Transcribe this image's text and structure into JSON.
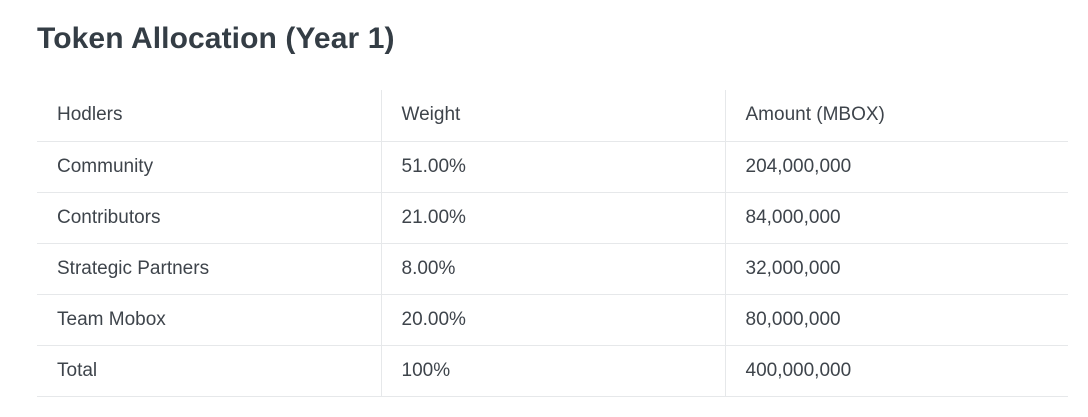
{
  "title": "Token Allocation (Year 1)",
  "table": {
    "headers": [
      "Hodlers",
      "Weight",
      "Amount (MBOX)"
    ],
    "rows": [
      [
        "Community",
        "51.00%",
        "204,000,000"
      ],
      [
        "Contributors",
        "21.00%",
        "84,000,000"
      ],
      [
        "Strategic Partners",
        "8.00%",
        "32,000,000"
      ],
      [
        "Team Mobox",
        "20.00%",
        "80,000,000"
      ],
      [
        "Total",
        "100%",
        "400,000,000"
      ]
    ]
  }
}
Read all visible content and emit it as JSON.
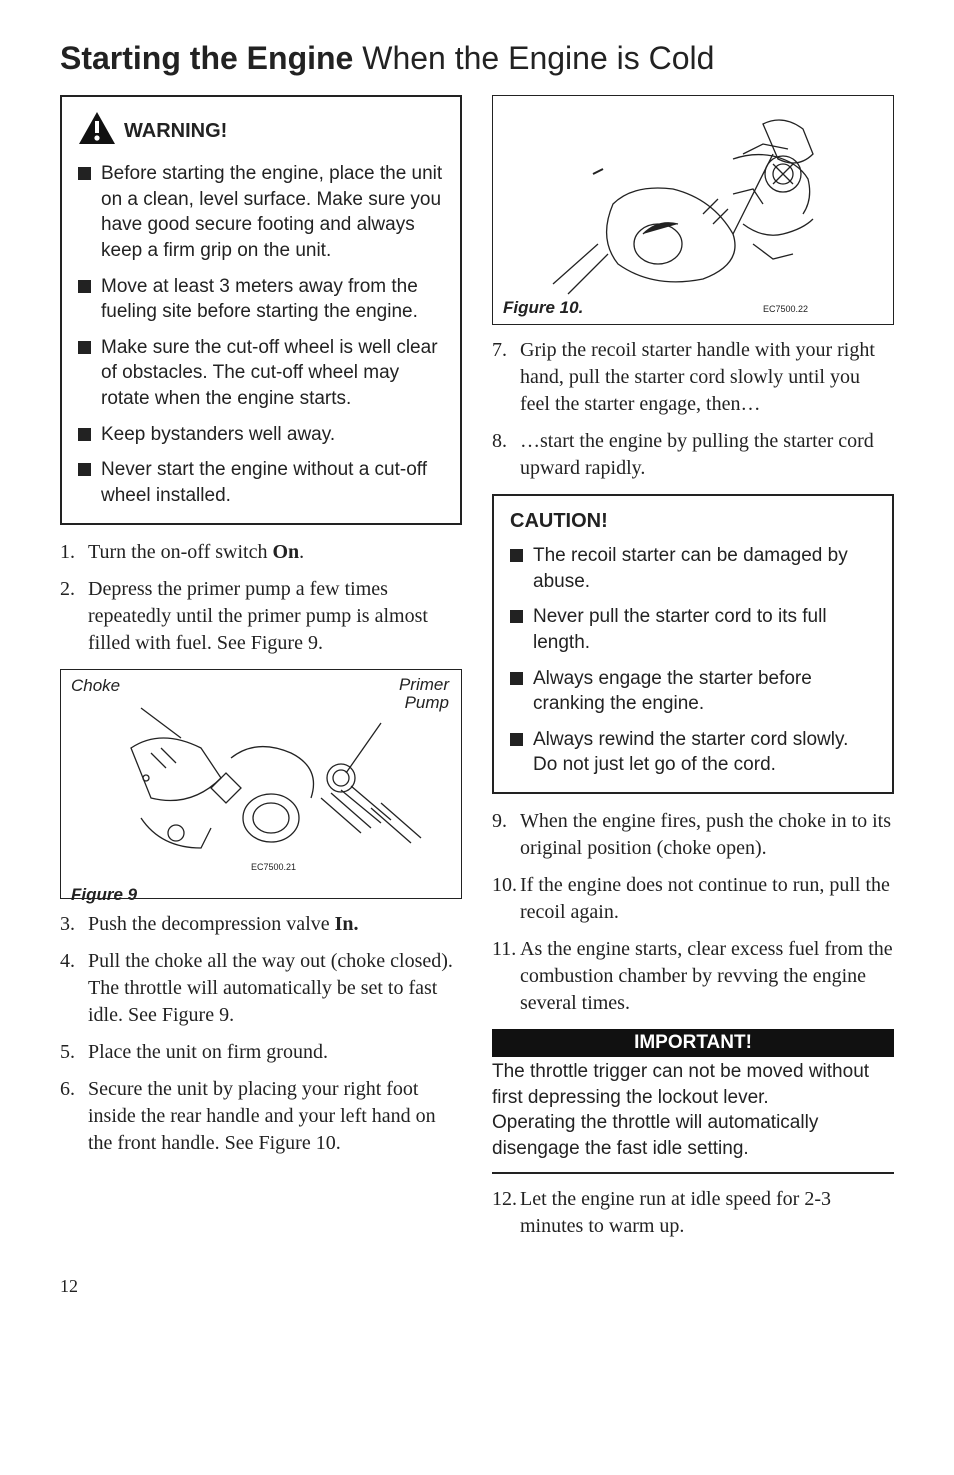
{
  "title": {
    "bold": "Starting the Engine",
    "light": " When the Engine is Cold"
  },
  "warning": {
    "heading": "WARNING!",
    "items": [
      "Before starting the engine, place the unit on a clean, level surface. Make sure you have good secure footing and always keep a firm grip on the unit.",
      "Move at least 3 meters away from the fueling site before starting the engine.",
      "Make sure the cut-off wheel is well clear of obstacles. The cut-off wheel may rotate when the engine starts.",
      "Keep bystanders well away.",
      "Never start the engine without a cut-off wheel installed."
    ]
  },
  "steps_left": [
    {
      "n": "1.",
      "t": "Turn the on-off switch <b>On</b>."
    },
    {
      "n": "2.",
      "t": "Depress the primer pump a few times repeatedly until the primer pump is almost filled with fuel. See Figure 9."
    }
  ],
  "figure9": {
    "choke_label": "Choke",
    "primer_label": "Primer Pump",
    "code": "EC7500.21",
    "caption": "Figure 9"
  },
  "steps_left2": [
    {
      "n": "3.",
      "t": "Push the decompression valve <b>In.</b>"
    },
    {
      "n": "4.",
      "t": "Pull the choke all the way out (choke closed). The throttle will automatically be set to fast idle. See Figure 9."
    },
    {
      "n": "5.",
      "t": "Place the unit on firm ground."
    },
    {
      "n": "6.",
      "t": "Secure the unit by placing your right foot inside the rear handle and your left hand on the front handle. See Figure 10."
    }
  ],
  "figure10": {
    "code": "EC7500.22",
    "caption": "Figure 10."
  },
  "steps_right1": [
    {
      "n": "7.",
      "t": "Grip the recoil starter handle with your right hand, pull the starter cord slowly until you feel the starter engage, then…"
    },
    {
      "n": "8.",
      "t": "…start the engine by pulling the starter cord upward rapidly."
    }
  ],
  "caution": {
    "heading": "CAUTION!",
    "items": [
      "The recoil starter can be damaged by abuse.",
      "Never pull the starter cord to its full length.",
      "Always engage the starter before cranking the engine.",
      "Always rewind the starter cord slowly. Do not just let go of the cord."
    ]
  },
  "steps_right2": [
    {
      "n": "9.",
      "t": "When the engine fires, push the choke in to its original position (choke open)."
    },
    {
      "n": "10.",
      "t": "If the engine does not continue to run, pull the recoil again."
    },
    {
      "n": "11.",
      "t": "As the engine starts, clear excess fuel from the combustion chamber by revving the engine several times."
    }
  ],
  "important": {
    "heading": "IMPORTANT!",
    "text": "The throttle trigger can not be moved without first depressing the lockout lever.<br>Operating the throttle will automatically disengage the fast idle setting."
  },
  "steps_right3": [
    {
      "n": "12.",
      "t": "Let the engine run at idle speed for 2-3 minutes to warm up."
    }
  ],
  "page_number": "12"
}
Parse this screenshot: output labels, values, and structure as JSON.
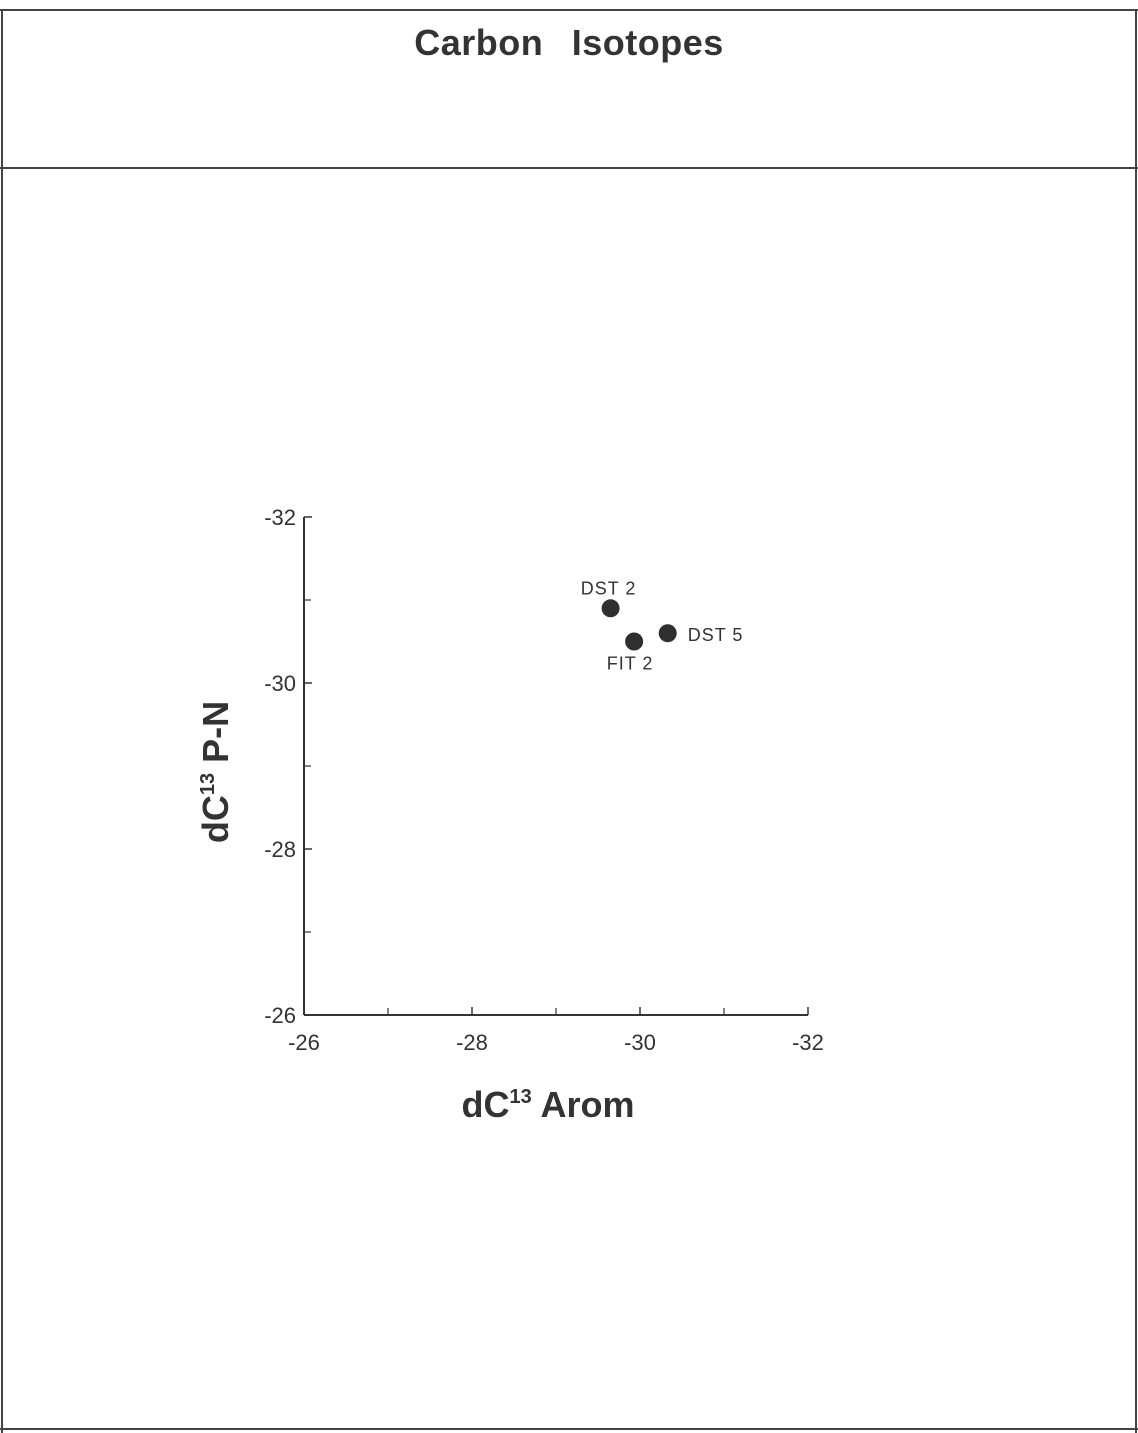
{
  "page": {
    "title": "Carbon Isotopes"
  },
  "chart_data": {
    "type": "scatter",
    "title": "Carbon Isotopes",
    "xlabel": {
      "base": "dC",
      "sup": "13",
      "rest": " Arom"
    },
    "ylabel": {
      "base": "dC",
      "sup": "13",
      "rest": " P-N"
    },
    "xlim": [
      -26,
      -32
    ],
    "ylim": [
      -26,
      -32
    ],
    "x_ticks": [
      -26,
      -28,
      -30,
      -32
    ],
    "x_tick_labels": [
      "-26",
      "-28",
      "-30",
      "-32"
    ],
    "x_minor_ticks": [
      -27,
      -29,
      -31
    ],
    "y_ticks": [
      -32,
      -30,
      -28,
      -26
    ],
    "y_tick_labels": [
      "-32",
      "-30",
      "-28",
      "-26"
    ],
    "y_minor_ticks": [
      -31,
      -29,
      -27
    ],
    "grid": false,
    "points": [
      {
        "label": "DST 2",
        "x": -29.65,
        "y": -30.9
      },
      {
        "label": "FIT 2",
        "x": -29.93,
        "y": -30.5
      },
      {
        "label": "DST 5",
        "x": -30.33,
        "y": -30.6
      }
    ],
    "colors": {
      "marker": "#2f2f2f",
      "axis": "#333333",
      "text": "#333333"
    }
  }
}
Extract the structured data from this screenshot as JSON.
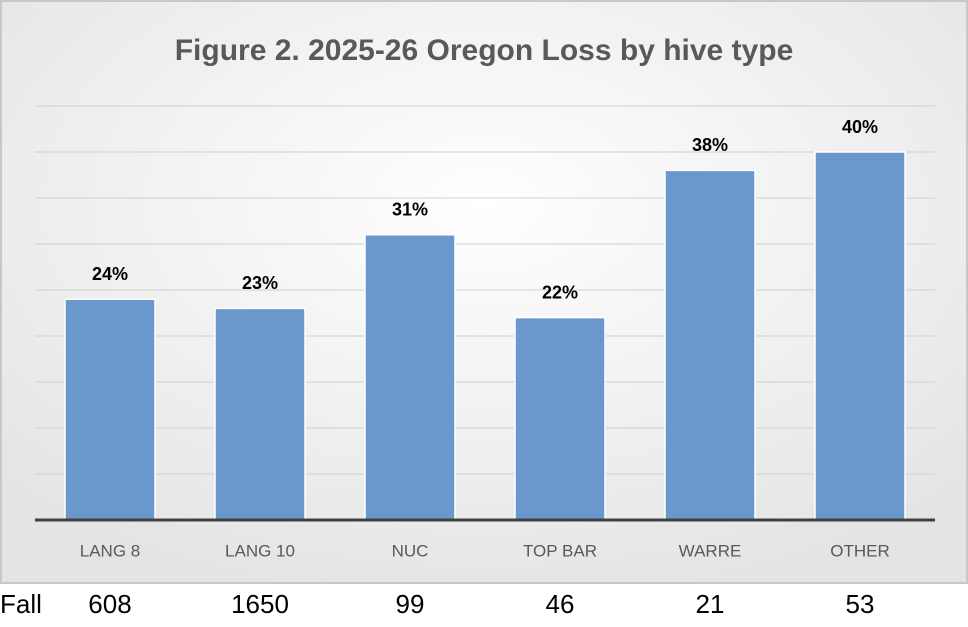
{
  "chart_data": {
    "type": "bar",
    "title": "Figure 2. 2025-26 Oregon Loss by hive type",
    "categories": [
      "LANG 8",
      "LANG 10",
      "NUC",
      "TOP BAR",
      "WARRE",
      "OTHER"
    ],
    "values": [
      24,
      23,
      31,
      22,
      38,
      40
    ],
    "value_labels": [
      "24%",
      "23%",
      "31%",
      "22%",
      "38%",
      "40%"
    ],
    "color": "#6a98cd",
    "ylim": [
      0,
      45
    ],
    "yticks": [
      0,
      5,
      10,
      15,
      20,
      25,
      30,
      35,
      40,
      45
    ],
    "grid": true,
    "fall_row": {
      "label": "Fall",
      "values": [
        608,
        1650,
        99,
        46,
        21,
        53
      ]
    }
  }
}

- - - - -

## Work to complete:
How many of the lines above include the string "starts"? Reply with the number by itself.

## Exercise response:
2